**Problem to solve:**
Could you reproduce every one of the following lines word for word?

_ _ _ _

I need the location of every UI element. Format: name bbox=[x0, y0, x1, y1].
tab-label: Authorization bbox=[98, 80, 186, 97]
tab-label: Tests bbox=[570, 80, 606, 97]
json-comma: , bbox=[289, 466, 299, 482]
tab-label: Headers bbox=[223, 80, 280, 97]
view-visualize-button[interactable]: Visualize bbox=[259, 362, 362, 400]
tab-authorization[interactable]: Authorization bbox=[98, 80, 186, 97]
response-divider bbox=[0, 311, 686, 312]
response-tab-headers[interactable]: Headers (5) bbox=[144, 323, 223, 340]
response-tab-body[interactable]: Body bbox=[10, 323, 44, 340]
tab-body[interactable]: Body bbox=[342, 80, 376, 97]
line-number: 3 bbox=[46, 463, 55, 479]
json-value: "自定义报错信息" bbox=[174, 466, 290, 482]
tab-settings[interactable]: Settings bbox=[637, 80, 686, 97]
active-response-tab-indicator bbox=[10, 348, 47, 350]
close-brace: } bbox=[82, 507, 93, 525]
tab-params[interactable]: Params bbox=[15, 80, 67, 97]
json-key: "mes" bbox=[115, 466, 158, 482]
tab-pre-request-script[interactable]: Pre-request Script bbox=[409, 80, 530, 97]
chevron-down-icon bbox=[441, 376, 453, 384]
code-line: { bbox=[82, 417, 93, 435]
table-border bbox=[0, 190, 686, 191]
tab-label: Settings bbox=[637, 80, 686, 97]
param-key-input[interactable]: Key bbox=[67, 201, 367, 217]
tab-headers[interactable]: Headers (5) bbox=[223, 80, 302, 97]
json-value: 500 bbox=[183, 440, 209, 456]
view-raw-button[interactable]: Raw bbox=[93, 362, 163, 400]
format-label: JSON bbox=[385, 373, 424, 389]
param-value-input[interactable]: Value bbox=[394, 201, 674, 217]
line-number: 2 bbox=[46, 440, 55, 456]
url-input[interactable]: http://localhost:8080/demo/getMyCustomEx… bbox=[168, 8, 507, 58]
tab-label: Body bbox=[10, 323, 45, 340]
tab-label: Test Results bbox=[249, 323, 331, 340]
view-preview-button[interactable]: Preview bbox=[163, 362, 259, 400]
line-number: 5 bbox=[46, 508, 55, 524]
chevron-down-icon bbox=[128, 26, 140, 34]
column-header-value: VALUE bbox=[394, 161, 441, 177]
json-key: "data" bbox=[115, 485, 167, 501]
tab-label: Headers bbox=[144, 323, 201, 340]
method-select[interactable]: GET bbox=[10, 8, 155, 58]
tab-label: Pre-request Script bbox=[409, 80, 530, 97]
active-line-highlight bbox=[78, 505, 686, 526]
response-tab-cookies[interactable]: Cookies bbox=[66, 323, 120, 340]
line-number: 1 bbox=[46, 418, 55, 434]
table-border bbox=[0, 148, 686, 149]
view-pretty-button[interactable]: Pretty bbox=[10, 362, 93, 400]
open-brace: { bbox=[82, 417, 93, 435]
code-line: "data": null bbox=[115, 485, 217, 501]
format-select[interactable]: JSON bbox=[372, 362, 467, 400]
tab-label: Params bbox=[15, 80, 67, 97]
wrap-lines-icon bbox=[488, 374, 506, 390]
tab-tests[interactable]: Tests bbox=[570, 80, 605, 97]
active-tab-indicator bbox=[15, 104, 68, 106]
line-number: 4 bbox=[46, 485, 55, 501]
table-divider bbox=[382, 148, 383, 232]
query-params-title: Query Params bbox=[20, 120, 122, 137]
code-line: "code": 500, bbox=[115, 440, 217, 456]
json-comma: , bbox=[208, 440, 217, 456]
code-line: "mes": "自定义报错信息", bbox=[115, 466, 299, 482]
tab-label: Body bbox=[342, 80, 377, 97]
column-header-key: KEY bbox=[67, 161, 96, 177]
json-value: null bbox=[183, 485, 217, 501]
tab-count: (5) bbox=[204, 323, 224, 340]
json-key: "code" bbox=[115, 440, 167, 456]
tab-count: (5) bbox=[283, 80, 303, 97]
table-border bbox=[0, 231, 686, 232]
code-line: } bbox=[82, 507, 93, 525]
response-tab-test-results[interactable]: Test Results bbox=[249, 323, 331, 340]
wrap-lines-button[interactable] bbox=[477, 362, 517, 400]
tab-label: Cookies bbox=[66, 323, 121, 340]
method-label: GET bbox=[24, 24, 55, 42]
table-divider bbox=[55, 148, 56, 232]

_ _ _ _

**Written answer:**
I need the location of every UI element. Format: name bbox=[x0, y0, x1, y1].
tab-label: Authorization bbox=[98, 80, 186, 97]
tab-label: Tests bbox=[570, 80, 606, 97]
json-comma: , bbox=[289, 466, 299, 482]
tab-label: Headers bbox=[223, 80, 280, 97]
view-visualize-button[interactable]: Visualize bbox=[259, 362, 362, 400]
tab-authorization[interactable]: Authorization bbox=[98, 80, 186, 97]
response-divider bbox=[0, 311, 686, 312]
response-tab-headers[interactable]: Headers (5) bbox=[144, 323, 223, 340]
response-tab-body[interactable]: Body bbox=[10, 323, 44, 340]
tab-body[interactable]: Body bbox=[342, 80, 376, 97]
line-number: 3 bbox=[46, 463, 55, 479]
json-value: "自定义报错信息" bbox=[174, 466, 290, 482]
tab-settings[interactable]: Settings bbox=[637, 80, 686, 97]
active-response-tab-indicator bbox=[10, 348, 47, 350]
close-brace: } bbox=[82, 507, 93, 525]
tab-params[interactable]: Params bbox=[15, 80, 67, 97]
json-key: "mes" bbox=[115, 466, 158, 482]
tab-pre-request-script[interactable]: Pre-request Script bbox=[409, 80, 530, 97]
chevron-down-icon bbox=[441, 376, 453, 384]
code-line: { bbox=[82, 417, 93, 435]
table-border bbox=[0, 190, 686, 191]
tab-label: Settings bbox=[637, 80, 686, 97]
param-key-input[interactable]: Key bbox=[67, 201, 367, 217]
tab-headers[interactable]: Headers (5) bbox=[223, 80, 302, 97]
json-value: 500 bbox=[183, 440, 209, 456]
view-raw-button[interactable]: Raw bbox=[93, 362, 163, 400]
format-label: JSON bbox=[385, 373, 424, 389]
param-value-input[interactable]: Value bbox=[394, 201, 674, 217]
line-number: 2 bbox=[46, 440, 55, 456]
url-input[interactable]: http://localhost:8080/demo/getMyCustomEx… bbox=[168, 8, 507, 58]
tab-label: Body bbox=[10, 323, 45, 340]
tab-label: Test Results bbox=[249, 323, 331, 340]
view-preview-button[interactable]: Preview bbox=[163, 362, 259, 400]
line-number: 5 bbox=[46, 508, 55, 524]
chevron-down-icon bbox=[128, 26, 140, 34]
column-header-value: VALUE bbox=[394, 161, 441, 177]
json-key: "data" bbox=[115, 485, 167, 501]
tab-label: Headers bbox=[144, 323, 201, 340]
method-select[interactable]: GET bbox=[10, 8, 155, 58]
tab-label: Pre-request Script bbox=[409, 80, 530, 97]
active-line-highlight bbox=[78, 505, 686, 526]
response-tab-cookies[interactable]: Cookies bbox=[66, 323, 120, 340]
line-number: 1 bbox=[46, 418, 55, 434]
table-border bbox=[0, 148, 686, 149]
view-pretty-button[interactable]: Pretty bbox=[10, 362, 93, 400]
open-brace: { bbox=[82, 417, 93, 435]
code-line: "data": null bbox=[115, 485, 217, 501]
format-select[interactable]: JSON bbox=[372, 362, 467, 400]
tab-label: Params bbox=[15, 80, 67, 97]
wrap-lines-icon bbox=[488, 374, 506, 390]
tab-tests[interactable]: Tests bbox=[570, 80, 605, 97]
active-tab-indicator bbox=[15, 104, 68, 106]
line-number: 4 bbox=[46, 485, 55, 501]
table-divider bbox=[382, 148, 383, 232]
query-params-title: Query Params bbox=[20, 120, 122, 137]
code-line: "code": 500, bbox=[115, 440, 217, 456]
json-comma: , bbox=[208, 440, 217, 456]
code-line: "mes": "自定义报错信息", bbox=[115, 466, 299, 482]
tab-label: Body bbox=[342, 80, 377, 97]
column-header-key: KEY bbox=[67, 161, 96, 177]
json-value: null bbox=[183, 485, 217, 501]
tab-count: (5) bbox=[204, 323, 224, 340]
json-key: "code" bbox=[115, 440, 167, 456]
tab-count: (5) bbox=[283, 80, 303, 97]
table-border bbox=[0, 231, 686, 232]
code-line: } bbox=[82, 507, 93, 525]
response-tab-test-results[interactable]: Test Results bbox=[249, 323, 331, 340]
wrap-lines-button[interactable] bbox=[477, 362, 517, 400]
tab-label: Cookies bbox=[66, 323, 121, 340]
method-label: GET bbox=[24, 24, 55, 42]
table-divider bbox=[55, 148, 56, 232]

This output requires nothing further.